Given instruction a: According to the text on South African winemaking, in what year did modern winemaking in the country begin?

Page:

Robert Joseph introduces the session with a quick overview of the South African winemaking situation as it currently stands. He clearly separates the country’s winemaking history from its roots back in the 1600s, to the birth of modern South African winemaking, which really began in 2000, after decades of political isolation and strict governmental control. Joseph referres to South Africa as the “youngest” wine producer in the New World, despite having had grapes there for over 400 years. It was not until post-2000 that the country could access good quality wines from famed wine regions around the world and exchange information regarding style and technique. Top wines from South Africa are all made by modern, new producers – there is not a history of generations of high-quality family wine making. Richard Kershaw MW, originally from the UK, and Andrea Mullineux, originally from the USA, are introduced as two examples of excellent winemaking in modern South Africa, with Mullineux’s winery achieving great recognition and hailed as “Winery of the year” and “Winemaker of the year”. Richard Kershaw is a Master of Wine, one of only a very few who actually make their own wines. He is experimenting with clonal selection, location and style.

Kershaw and Mullineux give a detailed presentation of the unique ancient character of the South African soils, which have been undisturbed by volcanic and seismic activity for over half a billion years. Large areas of single soil types provide pure examples of terroir. The key to moving South African wine production industry away from quantity and into quality will be the right grape and clonal selection, planted in the right place.

Given instruction b: Please turn the rows below, from the first row through the row containing "panel-letter: B — [266, 39, 274, 51]", into a numbered list with blank lines omitted.

Listed records:
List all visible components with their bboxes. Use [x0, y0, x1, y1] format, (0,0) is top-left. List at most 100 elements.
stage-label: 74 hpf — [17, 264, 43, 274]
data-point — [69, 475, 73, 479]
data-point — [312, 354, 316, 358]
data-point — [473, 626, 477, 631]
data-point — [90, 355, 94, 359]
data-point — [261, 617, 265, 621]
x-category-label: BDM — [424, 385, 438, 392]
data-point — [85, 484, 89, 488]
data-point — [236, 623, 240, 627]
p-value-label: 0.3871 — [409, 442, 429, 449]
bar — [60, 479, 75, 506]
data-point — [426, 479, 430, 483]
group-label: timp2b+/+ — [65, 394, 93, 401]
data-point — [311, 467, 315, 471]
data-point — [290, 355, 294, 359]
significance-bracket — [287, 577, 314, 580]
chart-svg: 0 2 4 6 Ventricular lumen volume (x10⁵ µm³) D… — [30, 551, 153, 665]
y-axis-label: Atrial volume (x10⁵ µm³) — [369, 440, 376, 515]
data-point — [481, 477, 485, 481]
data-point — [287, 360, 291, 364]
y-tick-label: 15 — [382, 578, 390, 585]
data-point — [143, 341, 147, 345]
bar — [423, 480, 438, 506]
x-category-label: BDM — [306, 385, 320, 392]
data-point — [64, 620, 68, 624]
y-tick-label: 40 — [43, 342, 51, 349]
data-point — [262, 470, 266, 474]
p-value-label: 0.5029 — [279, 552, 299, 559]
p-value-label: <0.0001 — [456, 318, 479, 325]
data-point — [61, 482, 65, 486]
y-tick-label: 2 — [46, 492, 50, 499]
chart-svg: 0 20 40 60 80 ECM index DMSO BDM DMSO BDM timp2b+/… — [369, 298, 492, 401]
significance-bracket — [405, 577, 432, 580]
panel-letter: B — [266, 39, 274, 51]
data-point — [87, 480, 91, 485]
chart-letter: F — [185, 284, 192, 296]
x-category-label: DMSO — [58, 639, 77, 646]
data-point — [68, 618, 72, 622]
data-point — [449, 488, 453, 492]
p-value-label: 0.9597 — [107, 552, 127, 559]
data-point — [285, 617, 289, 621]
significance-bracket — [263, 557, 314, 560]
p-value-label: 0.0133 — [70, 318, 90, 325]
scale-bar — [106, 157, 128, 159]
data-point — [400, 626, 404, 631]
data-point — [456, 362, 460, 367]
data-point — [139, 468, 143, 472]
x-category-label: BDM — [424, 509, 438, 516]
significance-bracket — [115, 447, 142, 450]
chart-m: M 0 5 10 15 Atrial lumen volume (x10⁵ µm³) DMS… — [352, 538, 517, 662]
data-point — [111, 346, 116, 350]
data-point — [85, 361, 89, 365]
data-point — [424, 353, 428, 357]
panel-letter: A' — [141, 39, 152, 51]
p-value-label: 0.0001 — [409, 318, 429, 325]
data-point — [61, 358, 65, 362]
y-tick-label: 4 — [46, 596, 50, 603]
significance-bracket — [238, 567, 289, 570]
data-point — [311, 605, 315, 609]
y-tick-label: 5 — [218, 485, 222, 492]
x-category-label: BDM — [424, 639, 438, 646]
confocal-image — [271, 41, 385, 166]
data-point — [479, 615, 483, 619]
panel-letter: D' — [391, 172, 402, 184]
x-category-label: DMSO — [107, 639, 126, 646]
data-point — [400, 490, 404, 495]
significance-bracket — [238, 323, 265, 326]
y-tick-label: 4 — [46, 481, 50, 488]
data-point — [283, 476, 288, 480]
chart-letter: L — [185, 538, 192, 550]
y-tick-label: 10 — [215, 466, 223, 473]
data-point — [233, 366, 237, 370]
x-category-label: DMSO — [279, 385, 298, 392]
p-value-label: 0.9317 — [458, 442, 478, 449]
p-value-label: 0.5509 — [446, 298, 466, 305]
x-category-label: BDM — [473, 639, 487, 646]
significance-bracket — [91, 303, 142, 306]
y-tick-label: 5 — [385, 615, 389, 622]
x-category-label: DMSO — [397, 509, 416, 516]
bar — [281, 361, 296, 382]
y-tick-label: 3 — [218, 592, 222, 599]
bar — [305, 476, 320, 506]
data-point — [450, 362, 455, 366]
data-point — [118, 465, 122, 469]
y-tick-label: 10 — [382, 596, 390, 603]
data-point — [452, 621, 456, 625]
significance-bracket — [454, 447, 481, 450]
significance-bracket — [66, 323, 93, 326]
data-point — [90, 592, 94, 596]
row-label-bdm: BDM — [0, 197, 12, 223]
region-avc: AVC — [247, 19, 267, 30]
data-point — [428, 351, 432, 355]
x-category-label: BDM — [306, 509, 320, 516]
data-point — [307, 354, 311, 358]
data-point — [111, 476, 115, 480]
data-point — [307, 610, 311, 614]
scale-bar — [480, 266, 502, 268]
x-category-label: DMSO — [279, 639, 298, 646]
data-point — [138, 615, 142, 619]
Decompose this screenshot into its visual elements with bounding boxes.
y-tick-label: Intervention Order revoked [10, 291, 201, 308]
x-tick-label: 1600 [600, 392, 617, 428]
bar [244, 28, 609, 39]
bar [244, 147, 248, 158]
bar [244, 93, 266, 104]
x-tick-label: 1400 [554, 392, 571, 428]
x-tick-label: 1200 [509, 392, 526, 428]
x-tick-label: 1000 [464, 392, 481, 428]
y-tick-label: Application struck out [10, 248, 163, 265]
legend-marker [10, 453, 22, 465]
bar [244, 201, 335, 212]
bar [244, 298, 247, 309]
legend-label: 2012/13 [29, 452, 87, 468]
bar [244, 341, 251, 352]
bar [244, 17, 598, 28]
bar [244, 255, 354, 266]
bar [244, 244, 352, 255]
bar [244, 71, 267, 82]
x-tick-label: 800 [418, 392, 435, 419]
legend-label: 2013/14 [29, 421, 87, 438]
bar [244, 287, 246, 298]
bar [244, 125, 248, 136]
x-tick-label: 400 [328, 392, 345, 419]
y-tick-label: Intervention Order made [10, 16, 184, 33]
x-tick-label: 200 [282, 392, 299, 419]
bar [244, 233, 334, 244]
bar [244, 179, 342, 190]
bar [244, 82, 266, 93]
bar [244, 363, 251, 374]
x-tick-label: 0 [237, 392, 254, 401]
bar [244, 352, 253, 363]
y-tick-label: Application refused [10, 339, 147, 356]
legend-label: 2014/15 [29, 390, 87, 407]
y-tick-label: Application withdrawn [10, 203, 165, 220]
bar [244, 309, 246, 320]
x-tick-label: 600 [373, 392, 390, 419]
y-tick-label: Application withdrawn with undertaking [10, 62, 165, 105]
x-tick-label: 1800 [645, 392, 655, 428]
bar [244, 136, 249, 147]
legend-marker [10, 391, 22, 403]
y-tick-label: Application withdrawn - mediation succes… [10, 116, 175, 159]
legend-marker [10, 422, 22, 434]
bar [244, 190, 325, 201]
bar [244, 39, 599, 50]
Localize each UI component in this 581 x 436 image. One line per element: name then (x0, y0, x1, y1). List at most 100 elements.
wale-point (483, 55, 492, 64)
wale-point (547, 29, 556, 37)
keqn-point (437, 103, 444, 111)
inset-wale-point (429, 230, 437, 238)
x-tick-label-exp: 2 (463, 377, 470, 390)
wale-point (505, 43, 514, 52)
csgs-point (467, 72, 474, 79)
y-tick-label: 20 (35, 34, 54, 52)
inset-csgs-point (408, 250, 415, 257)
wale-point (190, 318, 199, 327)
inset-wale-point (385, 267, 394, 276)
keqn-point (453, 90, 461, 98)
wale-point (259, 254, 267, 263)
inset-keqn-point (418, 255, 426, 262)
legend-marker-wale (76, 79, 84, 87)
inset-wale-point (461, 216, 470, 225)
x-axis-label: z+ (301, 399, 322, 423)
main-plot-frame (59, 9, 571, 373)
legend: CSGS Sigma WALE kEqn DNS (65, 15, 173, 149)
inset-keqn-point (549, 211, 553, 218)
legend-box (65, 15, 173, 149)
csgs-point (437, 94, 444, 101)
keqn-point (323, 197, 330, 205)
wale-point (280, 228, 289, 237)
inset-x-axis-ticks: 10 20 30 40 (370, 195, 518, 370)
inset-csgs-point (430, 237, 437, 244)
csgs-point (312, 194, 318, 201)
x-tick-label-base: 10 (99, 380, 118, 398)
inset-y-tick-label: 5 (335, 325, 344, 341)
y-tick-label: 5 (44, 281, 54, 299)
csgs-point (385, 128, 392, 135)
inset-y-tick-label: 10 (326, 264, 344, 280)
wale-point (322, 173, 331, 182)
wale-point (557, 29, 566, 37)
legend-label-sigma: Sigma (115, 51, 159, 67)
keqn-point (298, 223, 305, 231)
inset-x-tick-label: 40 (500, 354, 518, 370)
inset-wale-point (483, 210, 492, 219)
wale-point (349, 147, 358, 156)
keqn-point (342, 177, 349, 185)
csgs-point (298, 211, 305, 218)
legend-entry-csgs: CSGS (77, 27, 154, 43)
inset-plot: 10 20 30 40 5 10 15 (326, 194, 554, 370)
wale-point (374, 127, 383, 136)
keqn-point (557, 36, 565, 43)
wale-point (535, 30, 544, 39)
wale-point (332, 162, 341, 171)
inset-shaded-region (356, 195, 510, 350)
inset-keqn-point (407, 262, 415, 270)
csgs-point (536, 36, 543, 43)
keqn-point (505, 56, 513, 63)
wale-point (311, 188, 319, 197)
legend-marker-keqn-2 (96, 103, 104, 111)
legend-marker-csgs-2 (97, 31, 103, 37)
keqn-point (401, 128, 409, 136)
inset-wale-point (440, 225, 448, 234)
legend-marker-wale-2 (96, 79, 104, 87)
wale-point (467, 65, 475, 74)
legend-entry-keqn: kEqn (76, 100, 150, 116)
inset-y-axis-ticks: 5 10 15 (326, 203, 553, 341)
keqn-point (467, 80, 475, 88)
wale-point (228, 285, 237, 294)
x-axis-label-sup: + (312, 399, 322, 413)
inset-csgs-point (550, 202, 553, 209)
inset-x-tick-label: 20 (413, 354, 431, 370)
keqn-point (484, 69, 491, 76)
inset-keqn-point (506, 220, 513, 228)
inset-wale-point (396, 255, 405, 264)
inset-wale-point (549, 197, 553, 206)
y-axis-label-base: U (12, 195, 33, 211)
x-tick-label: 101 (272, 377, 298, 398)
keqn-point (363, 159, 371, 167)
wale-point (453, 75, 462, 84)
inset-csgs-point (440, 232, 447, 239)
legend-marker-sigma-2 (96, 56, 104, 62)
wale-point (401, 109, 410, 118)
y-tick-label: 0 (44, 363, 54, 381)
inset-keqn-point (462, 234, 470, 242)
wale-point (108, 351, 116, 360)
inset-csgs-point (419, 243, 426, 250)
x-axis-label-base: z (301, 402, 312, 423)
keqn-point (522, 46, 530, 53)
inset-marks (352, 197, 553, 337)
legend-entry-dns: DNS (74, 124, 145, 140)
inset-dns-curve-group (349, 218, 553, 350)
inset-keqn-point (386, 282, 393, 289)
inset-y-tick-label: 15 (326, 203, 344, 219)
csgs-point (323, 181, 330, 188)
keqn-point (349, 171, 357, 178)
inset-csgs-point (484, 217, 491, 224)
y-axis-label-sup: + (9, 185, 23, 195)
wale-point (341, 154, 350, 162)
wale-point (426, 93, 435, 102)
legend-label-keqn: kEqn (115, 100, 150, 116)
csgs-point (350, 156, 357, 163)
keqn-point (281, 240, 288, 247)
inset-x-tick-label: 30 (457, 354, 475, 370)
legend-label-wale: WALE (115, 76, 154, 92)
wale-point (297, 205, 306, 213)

Task result a: 2000

Task result b:
1. List all visible components with their bboxes. Use [x0, y0, x1, y1] format, (0,0) is top-left. List at most 100 elements.
2. stage-label: 74 hpf — [17, 264, 43, 274]
3. data-point — [69, 475, 73, 479]
4. data-point — [312, 354, 316, 358]
5. data-point — [473, 626, 477, 631]
6. data-point — [90, 355, 94, 359]
7. data-point — [261, 617, 265, 621]
8. x-category-label: BDM — [424, 385, 438, 392]
9. data-point — [85, 484, 89, 488]
10. data-point — [236, 623, 240, 627]
11. p-value-label: 0.3871 — [409, 442, 429, 449]
12. bar — [60, 479, 75, 506]
13. data-point — [426, 479, 430, 483]
14. group-label: timp2b+/+ — [65, 394, 93, 401]
15. data-point — [311, 467, 315, 471]
16. data-point — [290, 355, 294, 359]
17. significance-bracket — [287, 577, 314, 580]
18. chart-svg: 0 2 4 6 Ventricular lumen volume (x10⁵ µm³) D… — [30, 551, 153, 665]
19. y-axis-label: Atrial volume (x10⁵ µm³) — [369, 440, 376, 515]
20. data-point — [481, 477, 485, 481]
21. data-point — [287, 360, 291, 364]
22. y-tick-label: 15 — [382, 578, 390, 585]
23. data-point — [143, 341, 147, 345]
24. bar — [423, 480, 438, 506]
25. x-category-label: BDM — [306, 385, 320, 392]
26. data-point — [64, 620, 68, 624]
27. y-tick-label: 40 — [43, 342, 51, 349]
28. data-point — [262, 470, 266, 474]
29. p-value-label: 0.5029 — [279, 552, 299, 559]
30. p-value-label: <0.0001 — [456, 318, 479, 325]
31. data-point — [61, 482, 65, 486]
32. y-tick-label: 2 — [46, 492, 50, 499]
33. chart-svg: 0 20 40 60 80 ECM index DMSO BDM DMSO BDM timp2b+/… — [369, 298, 492, 401]
34. significance-bracket — [405, 577, 432, 580]
35. panel-letter: B — [266, 39, 274, 51]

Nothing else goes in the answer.